WHAT TO PRODUCE
Records follow. Select each line holding "Driver".

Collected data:
***
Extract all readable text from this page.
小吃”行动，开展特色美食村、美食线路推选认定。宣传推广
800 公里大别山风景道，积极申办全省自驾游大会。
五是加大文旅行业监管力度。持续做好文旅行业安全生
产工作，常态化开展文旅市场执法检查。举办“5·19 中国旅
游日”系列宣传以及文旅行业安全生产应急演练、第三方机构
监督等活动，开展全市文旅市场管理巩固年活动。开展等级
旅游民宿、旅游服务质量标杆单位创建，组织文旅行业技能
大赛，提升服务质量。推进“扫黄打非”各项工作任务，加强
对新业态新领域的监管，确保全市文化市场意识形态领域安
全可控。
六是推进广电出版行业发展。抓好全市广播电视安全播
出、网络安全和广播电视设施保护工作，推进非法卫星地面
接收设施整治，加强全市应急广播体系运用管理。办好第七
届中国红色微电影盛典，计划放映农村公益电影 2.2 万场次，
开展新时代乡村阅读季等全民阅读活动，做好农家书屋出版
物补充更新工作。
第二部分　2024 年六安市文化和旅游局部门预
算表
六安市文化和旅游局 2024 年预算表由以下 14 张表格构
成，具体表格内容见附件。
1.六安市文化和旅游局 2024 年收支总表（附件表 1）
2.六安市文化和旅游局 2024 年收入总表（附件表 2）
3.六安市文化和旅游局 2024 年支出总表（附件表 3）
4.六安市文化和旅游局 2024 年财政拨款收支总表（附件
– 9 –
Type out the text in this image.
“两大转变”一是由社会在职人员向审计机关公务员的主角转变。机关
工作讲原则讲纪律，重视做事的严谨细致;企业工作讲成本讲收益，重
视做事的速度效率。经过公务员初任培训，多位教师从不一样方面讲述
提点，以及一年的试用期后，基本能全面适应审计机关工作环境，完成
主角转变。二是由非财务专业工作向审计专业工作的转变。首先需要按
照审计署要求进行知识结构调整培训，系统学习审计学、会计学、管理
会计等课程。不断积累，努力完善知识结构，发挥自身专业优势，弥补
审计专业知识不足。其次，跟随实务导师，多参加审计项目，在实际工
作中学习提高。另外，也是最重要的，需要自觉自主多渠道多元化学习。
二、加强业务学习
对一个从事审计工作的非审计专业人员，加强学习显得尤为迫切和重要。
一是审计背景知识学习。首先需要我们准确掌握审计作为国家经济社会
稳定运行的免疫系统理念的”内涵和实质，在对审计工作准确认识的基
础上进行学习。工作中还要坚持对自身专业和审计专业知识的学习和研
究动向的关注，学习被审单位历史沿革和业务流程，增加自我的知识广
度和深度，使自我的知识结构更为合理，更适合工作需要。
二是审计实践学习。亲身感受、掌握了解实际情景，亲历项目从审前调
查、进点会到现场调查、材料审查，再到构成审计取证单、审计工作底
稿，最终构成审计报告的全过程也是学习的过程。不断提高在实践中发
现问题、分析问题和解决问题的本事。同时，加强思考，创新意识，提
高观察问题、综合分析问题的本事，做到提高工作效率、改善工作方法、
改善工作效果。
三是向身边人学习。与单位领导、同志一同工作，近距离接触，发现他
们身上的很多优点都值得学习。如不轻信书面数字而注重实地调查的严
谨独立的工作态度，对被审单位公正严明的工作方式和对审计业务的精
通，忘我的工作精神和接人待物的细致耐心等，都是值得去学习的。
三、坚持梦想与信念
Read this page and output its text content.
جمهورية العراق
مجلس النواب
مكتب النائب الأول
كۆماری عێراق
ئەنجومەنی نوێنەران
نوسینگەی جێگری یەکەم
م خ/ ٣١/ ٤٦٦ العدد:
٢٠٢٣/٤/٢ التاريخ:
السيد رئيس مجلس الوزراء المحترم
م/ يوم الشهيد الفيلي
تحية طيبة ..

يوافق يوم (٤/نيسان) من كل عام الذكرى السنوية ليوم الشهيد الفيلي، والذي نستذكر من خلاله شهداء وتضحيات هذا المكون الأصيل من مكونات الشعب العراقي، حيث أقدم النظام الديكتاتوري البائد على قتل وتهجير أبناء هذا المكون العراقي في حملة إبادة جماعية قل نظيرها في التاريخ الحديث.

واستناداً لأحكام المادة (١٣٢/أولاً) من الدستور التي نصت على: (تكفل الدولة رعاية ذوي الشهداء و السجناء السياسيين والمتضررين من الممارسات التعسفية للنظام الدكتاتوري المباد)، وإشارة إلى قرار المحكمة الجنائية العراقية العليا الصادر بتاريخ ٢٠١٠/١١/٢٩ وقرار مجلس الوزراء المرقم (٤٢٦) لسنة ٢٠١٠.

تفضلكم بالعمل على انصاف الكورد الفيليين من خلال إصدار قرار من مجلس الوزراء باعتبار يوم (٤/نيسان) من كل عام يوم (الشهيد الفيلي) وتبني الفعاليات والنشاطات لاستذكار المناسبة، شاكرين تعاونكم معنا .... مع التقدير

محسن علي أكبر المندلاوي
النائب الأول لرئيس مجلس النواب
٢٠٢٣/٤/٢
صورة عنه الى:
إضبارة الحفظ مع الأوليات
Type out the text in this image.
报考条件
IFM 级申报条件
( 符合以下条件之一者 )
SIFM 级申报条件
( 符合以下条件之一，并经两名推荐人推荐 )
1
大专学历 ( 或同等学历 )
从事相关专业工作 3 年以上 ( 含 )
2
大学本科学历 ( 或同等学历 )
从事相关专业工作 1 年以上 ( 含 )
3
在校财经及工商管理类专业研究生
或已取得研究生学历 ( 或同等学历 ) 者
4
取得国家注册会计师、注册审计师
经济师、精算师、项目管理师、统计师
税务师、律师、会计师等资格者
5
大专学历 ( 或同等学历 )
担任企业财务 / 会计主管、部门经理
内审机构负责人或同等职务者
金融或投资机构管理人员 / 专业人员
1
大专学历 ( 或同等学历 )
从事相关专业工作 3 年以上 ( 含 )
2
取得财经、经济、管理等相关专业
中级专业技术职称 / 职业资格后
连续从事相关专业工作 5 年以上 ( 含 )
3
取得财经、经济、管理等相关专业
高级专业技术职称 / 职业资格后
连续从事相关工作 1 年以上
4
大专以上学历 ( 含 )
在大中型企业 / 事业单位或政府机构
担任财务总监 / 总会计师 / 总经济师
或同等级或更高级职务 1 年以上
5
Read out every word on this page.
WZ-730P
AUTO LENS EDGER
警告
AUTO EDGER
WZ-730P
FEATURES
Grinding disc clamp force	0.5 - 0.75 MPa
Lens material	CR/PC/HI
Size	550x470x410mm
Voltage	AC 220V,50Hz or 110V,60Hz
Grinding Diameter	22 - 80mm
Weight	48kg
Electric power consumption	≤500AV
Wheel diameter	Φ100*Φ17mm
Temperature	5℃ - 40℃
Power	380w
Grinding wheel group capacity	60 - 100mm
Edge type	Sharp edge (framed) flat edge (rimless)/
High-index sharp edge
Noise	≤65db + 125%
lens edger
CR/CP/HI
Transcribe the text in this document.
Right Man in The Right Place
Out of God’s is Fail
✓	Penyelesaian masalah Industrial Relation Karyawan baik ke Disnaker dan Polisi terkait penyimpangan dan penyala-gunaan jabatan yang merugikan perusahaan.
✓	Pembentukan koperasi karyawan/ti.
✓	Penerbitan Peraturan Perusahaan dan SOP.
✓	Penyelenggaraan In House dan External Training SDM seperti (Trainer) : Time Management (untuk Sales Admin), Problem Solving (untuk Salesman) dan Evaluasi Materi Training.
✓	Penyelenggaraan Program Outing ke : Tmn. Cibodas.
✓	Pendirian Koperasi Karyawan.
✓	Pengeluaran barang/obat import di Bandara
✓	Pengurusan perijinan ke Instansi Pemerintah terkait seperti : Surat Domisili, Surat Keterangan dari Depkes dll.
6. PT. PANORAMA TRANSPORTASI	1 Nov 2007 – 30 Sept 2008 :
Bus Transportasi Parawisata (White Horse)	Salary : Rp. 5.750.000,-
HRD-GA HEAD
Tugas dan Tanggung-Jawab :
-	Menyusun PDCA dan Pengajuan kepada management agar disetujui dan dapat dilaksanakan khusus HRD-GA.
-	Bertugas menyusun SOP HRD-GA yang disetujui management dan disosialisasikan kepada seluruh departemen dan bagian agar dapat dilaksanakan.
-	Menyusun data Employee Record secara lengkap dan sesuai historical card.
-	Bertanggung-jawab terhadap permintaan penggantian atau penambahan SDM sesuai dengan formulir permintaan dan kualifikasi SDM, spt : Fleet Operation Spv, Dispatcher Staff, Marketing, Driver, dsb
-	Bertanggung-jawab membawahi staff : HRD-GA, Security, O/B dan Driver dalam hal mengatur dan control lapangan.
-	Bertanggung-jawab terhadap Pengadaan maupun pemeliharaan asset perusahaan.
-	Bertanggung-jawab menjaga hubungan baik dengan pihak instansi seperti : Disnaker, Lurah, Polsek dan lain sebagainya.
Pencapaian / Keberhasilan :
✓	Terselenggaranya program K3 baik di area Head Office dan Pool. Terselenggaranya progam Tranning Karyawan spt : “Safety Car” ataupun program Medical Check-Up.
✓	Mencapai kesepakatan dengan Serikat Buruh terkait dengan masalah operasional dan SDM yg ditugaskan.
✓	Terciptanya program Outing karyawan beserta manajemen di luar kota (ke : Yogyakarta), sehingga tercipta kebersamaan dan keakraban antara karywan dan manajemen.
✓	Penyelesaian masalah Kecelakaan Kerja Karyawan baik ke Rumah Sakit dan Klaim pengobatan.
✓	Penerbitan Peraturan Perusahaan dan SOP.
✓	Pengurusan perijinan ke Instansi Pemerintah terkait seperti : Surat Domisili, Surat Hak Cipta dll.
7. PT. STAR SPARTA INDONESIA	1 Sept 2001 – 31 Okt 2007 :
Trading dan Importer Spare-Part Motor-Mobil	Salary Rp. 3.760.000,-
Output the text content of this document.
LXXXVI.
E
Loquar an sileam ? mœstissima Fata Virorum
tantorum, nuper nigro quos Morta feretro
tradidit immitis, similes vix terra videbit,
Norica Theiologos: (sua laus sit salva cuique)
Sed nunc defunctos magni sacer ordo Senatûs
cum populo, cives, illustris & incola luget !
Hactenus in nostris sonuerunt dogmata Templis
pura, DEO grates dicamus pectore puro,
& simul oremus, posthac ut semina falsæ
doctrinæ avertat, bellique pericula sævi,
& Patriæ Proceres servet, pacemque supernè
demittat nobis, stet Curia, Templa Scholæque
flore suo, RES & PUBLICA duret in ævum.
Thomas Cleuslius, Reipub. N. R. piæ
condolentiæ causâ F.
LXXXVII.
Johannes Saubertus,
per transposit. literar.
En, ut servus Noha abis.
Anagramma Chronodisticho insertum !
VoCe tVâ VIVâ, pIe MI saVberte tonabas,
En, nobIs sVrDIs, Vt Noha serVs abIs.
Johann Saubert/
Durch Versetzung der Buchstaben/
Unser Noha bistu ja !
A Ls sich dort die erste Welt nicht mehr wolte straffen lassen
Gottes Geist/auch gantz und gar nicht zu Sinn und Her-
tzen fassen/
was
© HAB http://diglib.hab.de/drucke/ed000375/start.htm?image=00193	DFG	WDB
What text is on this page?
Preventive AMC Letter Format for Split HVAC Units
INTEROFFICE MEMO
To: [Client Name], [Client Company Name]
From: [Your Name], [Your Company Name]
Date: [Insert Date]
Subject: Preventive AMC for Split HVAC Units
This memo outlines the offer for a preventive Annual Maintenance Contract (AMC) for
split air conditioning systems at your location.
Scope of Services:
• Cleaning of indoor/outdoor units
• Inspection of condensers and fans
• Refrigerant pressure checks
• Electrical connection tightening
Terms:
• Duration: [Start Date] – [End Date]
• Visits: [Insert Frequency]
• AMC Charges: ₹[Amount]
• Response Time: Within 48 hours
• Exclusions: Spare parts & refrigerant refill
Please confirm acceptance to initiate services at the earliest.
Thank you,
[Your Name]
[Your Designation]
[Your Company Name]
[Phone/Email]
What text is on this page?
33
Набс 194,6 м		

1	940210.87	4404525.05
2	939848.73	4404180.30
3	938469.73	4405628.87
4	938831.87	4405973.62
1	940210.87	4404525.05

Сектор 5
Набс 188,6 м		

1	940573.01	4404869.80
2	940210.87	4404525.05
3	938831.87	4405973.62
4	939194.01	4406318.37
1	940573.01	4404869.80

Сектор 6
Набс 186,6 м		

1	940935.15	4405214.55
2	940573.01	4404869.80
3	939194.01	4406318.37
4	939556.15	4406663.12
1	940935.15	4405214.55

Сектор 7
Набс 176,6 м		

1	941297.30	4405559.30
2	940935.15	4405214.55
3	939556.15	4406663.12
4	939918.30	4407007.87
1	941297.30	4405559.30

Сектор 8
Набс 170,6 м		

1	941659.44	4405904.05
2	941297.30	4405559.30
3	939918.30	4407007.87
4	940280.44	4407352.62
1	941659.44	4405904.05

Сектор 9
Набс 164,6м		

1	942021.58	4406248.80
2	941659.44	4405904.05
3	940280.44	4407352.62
***
SOLVED PROBLEM
-	Bertanggung-jawab terhadap permintaan penggantian atau penambahan SDM sesuai dengan formulir permintaan dan kualifikasi SDM, spt : Fleet Operation Spv, Dispatcher Staff, Marketing, Driver, dsb
-	Bertanggung-jawab membawahi staff : HRD-GA, Security, O/B dan Driver dalam hal mengatur dan control lapangan.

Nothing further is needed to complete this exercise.